** Start MATERIALS PROVIDED **

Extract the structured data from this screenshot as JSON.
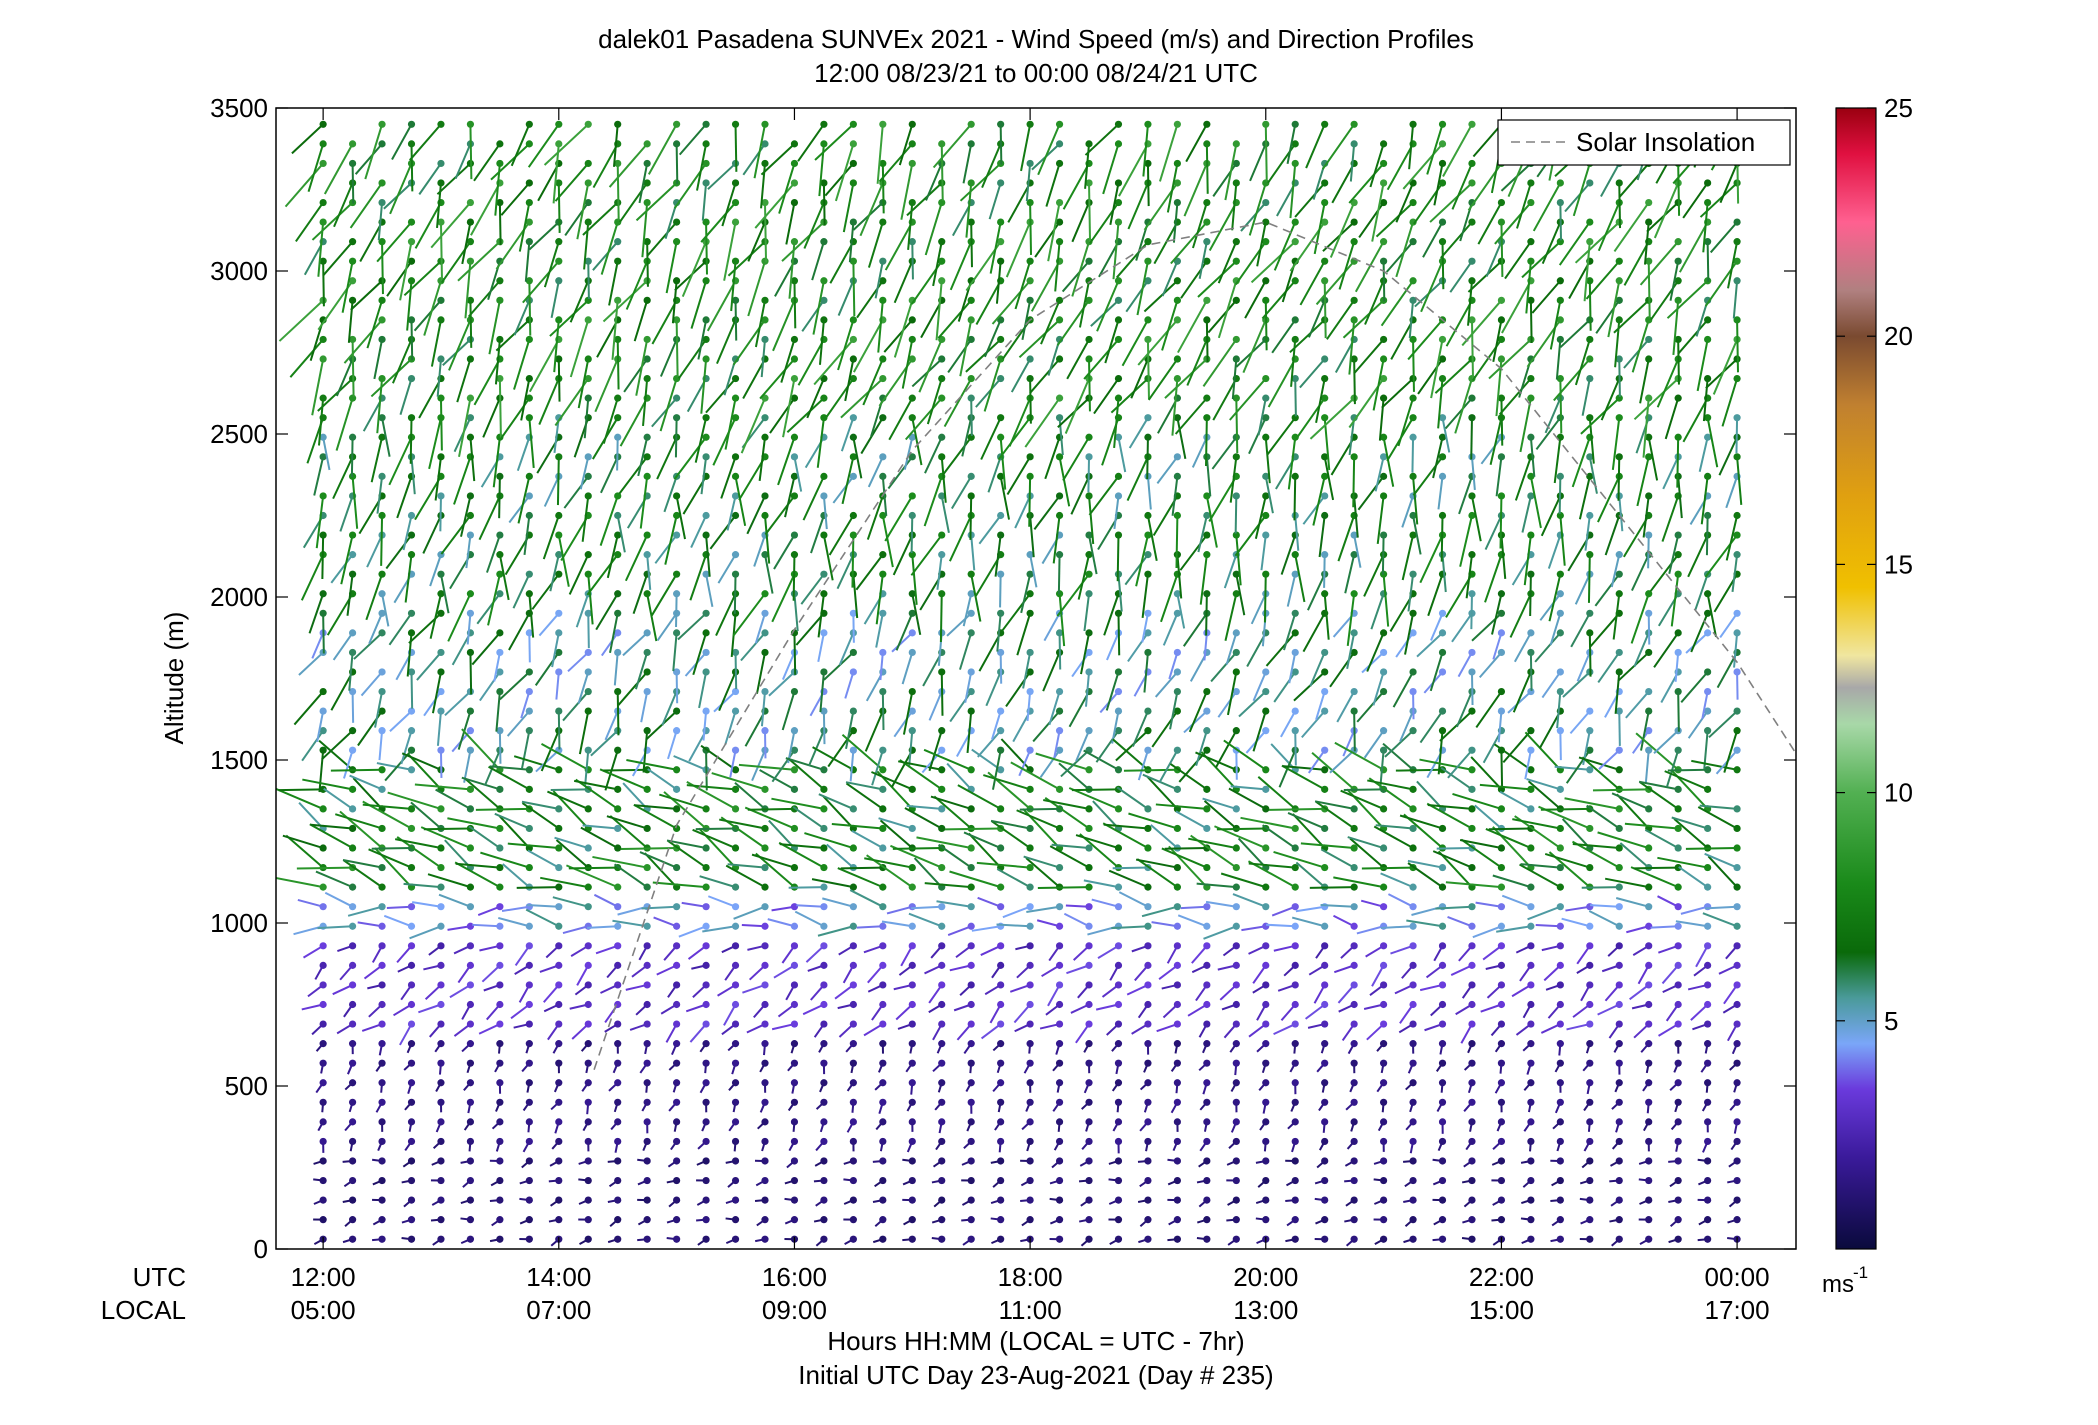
{
  "chart_data": {
    "type": "wind_barb_profile",
    "title": "dalek01 Pasadena SUNVEx 2021 - Wind Speed (m/s) and Direction Profiles",
    "subtitle": "12:00 08/23/21 to 00:00 08/24/21  UTC",
    "ylabel": "Altitude (m)",
    "ylim": [
      0,
      3500
    ],
    "yticks": [
      "0",
      "500",
      "1000",
      "1500",
      "2000",
      "2500",
      "3000",
      "3500"
    ],
    "x_row_label_utc": "UTC",
    "x_row_label_local": "LOCAL",
    "xlim_utc_hours": [
      11.6,
      24.5
    ],
    "xticks_utc": [
      "12:00",
      "14:00",
      "16:00",
      "18:00",
      "20:00",
      "22:00",
      "00:00"
    ],
    "xticks_local": [
      "05:00",
      "07:00",
      "09:00",
      "11:00",
      "13:00",
      "15:00",
      "17:00"
    ],
    "xtick_positions_utc_hours": [
      12,
      14,
      16,
      18,
      20,
      22,
      24
    ],
    "xlabel": "Hours HH:MM  (LOCAL = UTC - 7hr)",
    "xlabel2": "Initial UTC Day 23-Aug-2021 (Day # 235)",
    "legend": [
      {
        "label": "Solar Insolation",
        "style": "dashed",
        "color": "#808080"
      }
    ],
    "legend_position": "top-right",
    "solar_insolation": {
      "peak_utc_hour": 20.0,
      "peak_altitude_m": 3150,
      "samples_utc_hours": [
        14.3,
        15.0,
        16.0,
        17.0,
        18.0,
        19.0,
        20.0,
        21.0,
        22.0,
        23.0,
        24.0,
        24.5
      ],
      "samples_altitude_m": [
        550,
        1300,
        1900,
        2450,
        2850,
        3080,
        3150,
        3000,
        2700,
        2250,
        1800,
        1520
      ]
    },
    "colorbar": {
      "label": "ms",
      "label_exponent": "-1",
      "range": [
        0,
        25
      ],
      "ticks": [
        "5",
        "10",
        "15",
        "20",
        "25"
      ],
      "tick_values": [
        5,
        10,
        15,
        20,
        25
      ],
      "colormap": [
        [
          0,
          "#0a0a3c"
        ],
        [
          2,
          "#3a1a9a"
        ],
        [
          3.5,
          "#6a3adc"
        ],
        [
          4.5,
          "#7aa6f8"
        ],
        [
          5.5,
          "#4a9a9a"
        ],
        [
          6.5,
          "#0a6a0a"
        ],
        [
          8,
          "#1a8a1a"
        ],
        [
          10,
          "#52b052"
        ],
        [
          11.5,
          "#a8d8a8"
        ],
        [
          12.3,
          "#a8a8a8"
        ],
        [
          13,
          "#f0e6a0"
        ],
        [
          14.5,
          "#f0c000"
        ],
        [
          16.5,
          "#e0a010"
        ],
        [
          18.5,
          "#c08030"
        ],
        [
          20,
          "#7a4a30"
        ],
        [
          21,
          "#b08080"
        ],
        [
          22.5,
          "#ff6090"
        ],
        [
          24,
          "#e01040"
        ],
        [
          25,
          "#9a0010"
        ]
      ]
    },
    "profile_times_utc_hours": [
      12.0,
      12.25,
      12.5,
      12.75,
      13.0,
      13.25,
      13.5,
      13.75,
      14.0,
      14.25,
      14.5,
      14.75,
      15.0,
      15.25,
      15.5,
      15.75,
      16.0,
      16.25,
      16.5,
      16.75,
      17.0,
      17.25,
      17.5,
      17.75,
      18.0,
      18.25,
      18.5,
      18.75,
      19.0,
      19.25,
      19.5,
      19.75,
      20.0,
      20.25,
      20.5,
      20.75,
      21.0,
      21.25,
      21.5,
      21.75,
      22.0,
      22.25,
      22.5,
      22.75,
      23.0,
      23.25,
      23.5,
      23.75,
      24.0
    ],
    "wind_layers": [
      {
        "from_m": 0,
        "to_m": 300,
        "speed_ms": 1.2,
        "dir_deg": 250
      },
      {
        "from_m": 300,
        "to_m": 650,
        "speed_ms": 1.5,
        "dir_deg": 200
      },
      {
        "from_m": 650,
        "to_m": 950,
        "speed_ms": 3.0,
        "dir_deg": 230
      },
      {
        "from_m": 950,
        "to_m": 1100,
        "speed_ms": 4.6,
        "dir_deg": 270
      },
      {
        "from_m": 1100,
        "to_m": 1500,
        "speed_ms": 7.0,
        "dir_deg": 290
      },
      {
        "from_m": 1500,
        "to_m": 2000,
        "speed_ms": 5.5,
        "dir_deg": 200
      },
      {
        "from_m": 2000,
        "to_m": 2600,
        "speed_ms": 6.6,
        "dir_deg": 190
      },
      {
        "from_m": 2600,
        "to_m": 3500,
        "speed_ms": 7.5,
        "dir_deg": 200
      }
    ]
  }
}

** End MATERIALS PROVIDED **

◆ **TASK INSTRUCTIONS**:
Except for the pictures, print the data above exactly.

◆ **ANSWER FOR THE TASK**:
Extract the structured data from this screenshot as JSON.
{
  "chart_data": {
    "type": "wind_barb_profile",
    "title": "dalek01 Pasadena SUNVEx 2021 - Wind Speed (m/s) and Direction Profiles",
    "subtitle": "12:00 08/23/21 to 00:00 08/24/21  UTC",
    "ylabel": "Altitude (m)",
    "ylim": [
      0,
      3500
    ],
    "yticks": [
      "0",
      "500",
      "1000",
      "1500",
      "2000",
      "2500",
      "3000",
      "3500"
    ],
    "x_row_label_utc": "UTC",
    "x_row_label_local": "LOCAL",
    "xlim_utc_hours": [
      11.6,
      24.5
    ],
    "xticks_utc": [
      "12:00",
      "14:00",
      "16:00",
      "18:00",
      "20:00",
      "22:00",
      "00:00"
    ],
    "xticks_local": [
      "05:00",
      "07:00",
      "09:00",
      "11:00",
      "13:00",
      "15:00",
      "17:00"
    ],
    "xtick_positions_utc_hours": [
      12,
      14,
      16,
      18,
      20,
      22,
      24
    ],
    "xlabel": "Hours HH:MM  (LOCAL = UTC - 7hr)",
    "xlabel2": "Initial UTC Day 23-Aug-2021 (Day # 235)",
    "legend": [
      {
        "label": "Solar Insolation",
        "style": "dashed",
        "color": "#808080"
      }
    ],
    "legend_position": "top-right",
    "solar_insolation": {
      "peak_utc_hour": 20.0,
      "peak_altitude_m": 3150,
      "samples_utc_hours": [
        14.3,
        15.0,
        16.0,
        17.0,
        18.0,
        19.0,
        20.0,
        21.0,
        22.0,
        23.0,
        24.0,
        24.5
      ],
      "samples_altitude_m": [
        550,
        1300,
        1900,
        2450,
        2850,
        3080,
        3150,
        3000,
        2700,
        2250,
        1800,
        1520
      ]
    },
    "colorbar": {
      "label": "ms",
      "label_exponent": "-1",
      "range": [
        0,
        25
      ],
      "ticks": [
        "5",
        "10",
        "15",
        "20",
        "25"
      ],
      "tick_values": [
        5,
        10,
        15,
        20,
        25
      ],
      "colormap": [
        [
          0,
          "#0a0a3c"
        ],
        [
          2,
          "#3a1a9a"
        ],
        [
          3.5,
          "#6a3adc"
        ],
        [
          4.5,
          "#7aa6f8"
        ],
        [
          5.5,
          "#4a9a9a"
        ],
        [
          6.5,
          "#0a6a0a"
        ],
        [
          8,
          "#1a8a1a"
        ],
        [
          10,
          "#52b052"
        ],
        [
          11.5,
          "#a8d8a8"
        ],
        [
          12.3,
          "#a8a8a8"
        ],
        [
          13,
          "#f0e6a0"
        ],
        [
          14.5,
          "#f0c000"
        ],
        [
          16.5,
          "#e0a010"
        ],
        [
          18.5,
          "#c08030"
        ],
        [
          20,
          "#7a4a30"
        ],
        [
          21,
          "#b08080"
        ],
        [
          22.5,
          "#ff6090"
        ],
        [
          24,
          "#e01040"
        ],
        [
          25,
          "#9a0010"
        ]
      ]
    },
    "profile_times_utc_hours": [
      12.0,
      12.25,
      12.5,
      12.75,
      13.0,
      13.25,
      13.5,
      13.75,
      14.0,
      14.25,
      14.5,
      14.75,
      15.0,
      15.25,
      15.5,
      15.75,
      16.0,
      16.25,
      16.5,
      16.75,
      17.0,
      17.25,
      17.5,
      17.75,
      18.0,
      18.25,
      18.5,
      18.75,
      19.0,
      19.25,
      19.5,
      19.75,
      20.0,
      20.25,
      20.5,
      20.75,
      21.0,
      21.25,
      21.5,
      21.75,
      22.0,
      22.25,
      22.5,
      22.75,
      23.0,
      23.25,
      23.5,
      23.75,
      24.0
    ],
    "wind_layers": [
      {
        "from_m": 0,
        "to_m": 300,
        "speed_ms": 1.2,
        "dir_deg": 250
      },
      {
        "from_m": 300,
        "to_m": 650,
        "speed_ms": 1.5,
        "dir_deg": 200
      },
      {
        "from_m": 650,
        "to_m": 950,
        "speed_ms": 3.0,
        "dir_deg": 230
      },
      {
        "from_m": 950,
        "to_m": 1100,
        "speed_ms": 4.6,
        "dir_deg": 270
      },
      {
        "from_m": 1100,
        "to_m": 1500,
        "speed_ms": 7.0,
        "dir_deg": 290
      },
      {
        "from_m": 1500,
        "to_m": 2000,
        "speed_ms": 5.5,
        "dir_deg": 200
      },
      {
        "from_m": 2000,
        "to_m": 2600,
        "speed_ms": 6.6,
        "dir_deg": 190
      },
      {
        "from_m": 2600,
        "to_m": 3500,
        "speed_ms": 7.5,
        "dir_deg": 200
      }
    ]
  }
}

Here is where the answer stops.